> **REQUIREMENT**:
Exactly reproduce the lines from the one containing "Extract all readable text from this page." through the last line of the data, both ends included, leaving out pictures.

> **DATASET EXTRACT**:
▬▬▬▬▬▬

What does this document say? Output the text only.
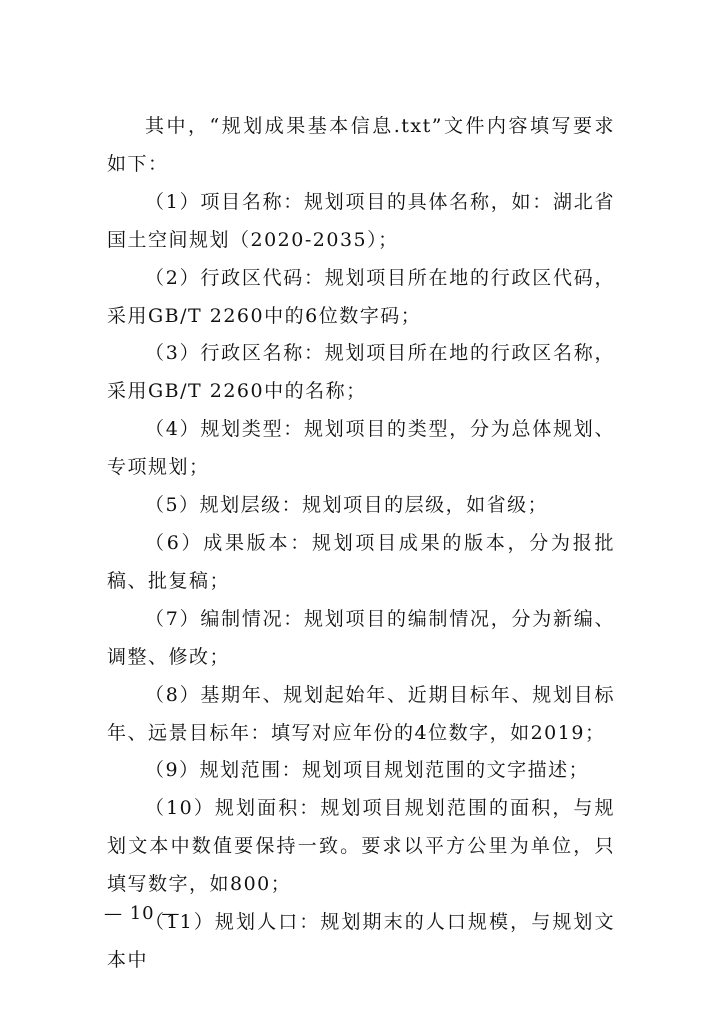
其中，“规划成果基本信息.txt”文件内容填写要求如下：

（1）项目名称：规划项目的具体名称，如：湖北省国土空间规划（2020-2035）；

（2）行政区代码：规划项目所在地的行政区代码，采用GB/T 2260中的6位数字码；

（3）行政区名称：规划项目所在地的行政区名称，采用GB/T 2260中的名称；

（4）规划类型：规划项目的类型，分为总体规划、专项规划；

（5）规划层级：规划项目的层级，如省级；

（6）成果版本：规划项目成果的版本，分为报批稿、批复稿；

（7）编制情况：规划项目的编制情况，分为新编、调整、修改；

（8）基期年、规划起始年、近期目标年、规划目标年、远景目标年：填写对应年份的4位数字，如2019；

（9）规划范围：规划项目规划范围的文字描述；

（10）规划面积：规划项目规划范围的面积，与规划文本中数值要保持一致。要求以平方公里为单位，只填写数字，如800；

（11）规划人口：规划期末的人口规模，与规划文本中

— 10 —
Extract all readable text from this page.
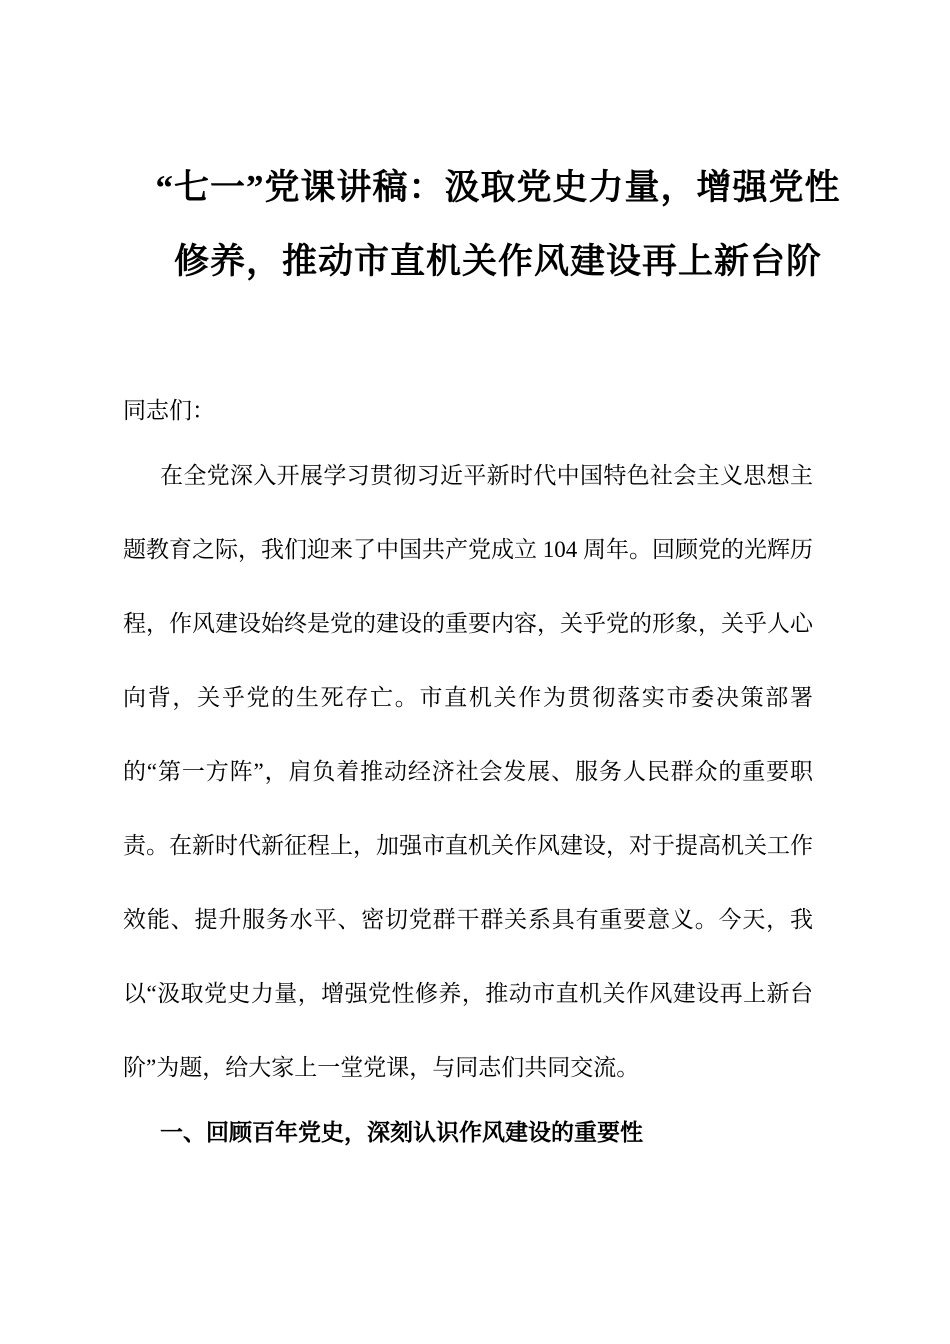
“七一”党课讲稿：汲取党史力量，增强党性
修养，推动市直机关作风建设再上新台阶
同志们：
在全党深入开展学习贯彻习近平新时代中国特色社会主义思想主题教育之际，我们迎来了中国共产党成立 104 周年。回顾党的光辉历程，作风建设始终是党的建设的重要内容，关乎党的形象，关乎人心向背，关乎党的生死存亡。市直机关作为贯彻落实市委决策部署的“第一方阵”，肩负着推动经济社会发展、服务人民群众的重要职责。在新时代新征程上，加强市直机关作风建设，对于提高机关工作效能、提升服务水平、密切党群干群关系具有重要意义。今天，我以“汲取党史力量，增强党性修养，推动市直机关作风建设再上新台阶”为题，给大家上一堂党课，与同志们共同交流。
一、回顾百年党史，深刻认识作风建设的重要性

▬▬▬▬▬▬

> **REPLY**:
Extract all readable text from this page.
“七一”党课讲稿：汲取党史力量，增强党性
修养，推动市直机关作风建设再上新台阶
同志们：
在全党深入开展学习贯彻习近平新时代中国特色社会主义思想主题教育之际，我们迎来了中国共产党成立 104 周年。回顾党的光辉历程，作风建设始终是党的建设的重要内容，关乎党的形象，关乎人心向背，关乎党的生死存亡。市直机关作为贯彻落实市委决策部署的“第一方阵”，肩负着推动经济社会发展、服务人民群众的重要职责。在新时代新征程上，加强市直机关作风建设，对于提高机关工作效能、提升服务水平、密切党群干群关系具有重要意义。今天，我以“汲取党史力量，增强党性修养，推动市直机关作风建设再上新台阶”为题，给大家上一堂党课，与同志们共同交流。
一、回顾百年党史，深刻认识作风建设的重要性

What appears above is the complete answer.